Directive: Type out the records that follow, exactly as given.

Task material:
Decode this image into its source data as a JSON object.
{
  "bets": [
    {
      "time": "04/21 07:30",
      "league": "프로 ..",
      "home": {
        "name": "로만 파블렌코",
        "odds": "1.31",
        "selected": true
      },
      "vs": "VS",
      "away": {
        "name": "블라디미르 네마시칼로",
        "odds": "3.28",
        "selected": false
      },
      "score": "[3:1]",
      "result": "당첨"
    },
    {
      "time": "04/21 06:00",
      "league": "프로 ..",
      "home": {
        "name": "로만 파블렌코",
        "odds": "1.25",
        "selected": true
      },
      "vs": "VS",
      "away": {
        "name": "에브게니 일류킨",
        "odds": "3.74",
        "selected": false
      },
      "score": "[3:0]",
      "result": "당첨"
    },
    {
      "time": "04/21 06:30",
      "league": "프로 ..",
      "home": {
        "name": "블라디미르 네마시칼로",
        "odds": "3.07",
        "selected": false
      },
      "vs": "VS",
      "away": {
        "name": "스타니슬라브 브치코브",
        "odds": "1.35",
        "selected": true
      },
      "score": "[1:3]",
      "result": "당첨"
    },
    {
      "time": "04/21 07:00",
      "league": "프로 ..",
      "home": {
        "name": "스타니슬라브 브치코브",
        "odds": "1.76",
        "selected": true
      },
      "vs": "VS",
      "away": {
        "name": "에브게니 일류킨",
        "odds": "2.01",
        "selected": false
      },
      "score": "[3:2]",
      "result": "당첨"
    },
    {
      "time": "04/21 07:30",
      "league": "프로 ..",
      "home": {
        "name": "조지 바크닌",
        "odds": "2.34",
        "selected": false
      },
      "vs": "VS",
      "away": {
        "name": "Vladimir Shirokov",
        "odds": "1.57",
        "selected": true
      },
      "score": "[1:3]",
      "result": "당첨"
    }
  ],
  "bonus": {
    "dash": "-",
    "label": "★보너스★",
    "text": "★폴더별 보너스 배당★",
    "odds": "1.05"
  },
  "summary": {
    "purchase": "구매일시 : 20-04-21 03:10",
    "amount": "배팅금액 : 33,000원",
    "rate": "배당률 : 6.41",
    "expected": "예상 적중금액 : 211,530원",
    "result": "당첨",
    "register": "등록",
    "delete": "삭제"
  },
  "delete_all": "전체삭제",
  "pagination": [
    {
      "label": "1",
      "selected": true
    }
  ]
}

In response:
Decode this image into its source data as a JSON object.
{
  "bets": [
    {
      "time": "04/21 07:30",
      "league": "프로 ..",
      "home": {
        "name": "로만 파블렌코",
        "odds": "1.31",
        "selected": true
      },
      "vs": "VS",
      "away": {
        "name": "블라디미르 네마시칼로",
        "odds": "3.28",
        "selected": false
      },
      "score": "[3:1]",
      "result": "당첨"
    },
    {
      "time": "04/21 06:00",
      "league": "프로 ..",
      "home": {
        "name": "로만 파블렌코",
        "odds": "1.25",
        "selected": true
      },
      "vs": "VS",
      "away": {
        "name": "에브게니 일류킨",
        "odds": "3.74",
        "selected": false
      },
      "score": "[3:0]",
      "result": "당첨"
    },
    {
      "time": "04/21 06:30",
      "league": "프로 ..",
      "home": {
        "name": "블라디미르 네마시칼로",
        "odds": "3.07",
        "selected": false
      },
      "vs": "VS",
      "away": {
        "name": "스타니슬라브 브치코브",
        "odds": "1.35",
        "selected": true
      },
      "score": "[1:3]",
      "result": "당첨"
    },
    {
      "time": "04/21 07:00",
      "league": "프로 ..",
      "home": {
        "name": "스타니슬라브 브치코브",
        "odds": "1.76",
        "selected": true
      },
      "vs": "VS",
      "away": {
        "name": "에브게니 일류킨",
        "odds": "2.01",
        "selected": false
      },
      "score": "[3:2]",
      "result": "당첨"
    },
    {
      "time": "04/21 07:30",
      "league": "프로 ..",
      "home": {
        "name": "조지 바크닌",
        "odds": "2.34",
        "selected": false
      },
      "vs": "VS",
      "away": {
        "name": "Vladimir Shirokov",
        "odds": "1.57",
        "selected": true
      },
      "score": "[1:3]",
      "result": "당첨"
    }
  ],
  "bonus": {
    "dash": "-",
    "label": "★보너스★",
    "text": "★폴더별 보너스 배당★",
    "odds": "1.05"
  },
  "summary": {
    "purchase": "구매일시 : 20-04-21 03:10",
    "amount": "배팅금액 : 33,000원",
    "rate": "배당률 : 6.41",
    "expected": "예상 적중금액 : 211,530원",
    "result": "당첨",
    "register": "등록",
    "delete": "삭제"
  },
  "delete_all": "전체삭제",
  "pagination": [
    {
      "label": "1",
      "selected": true
    }
  ]
}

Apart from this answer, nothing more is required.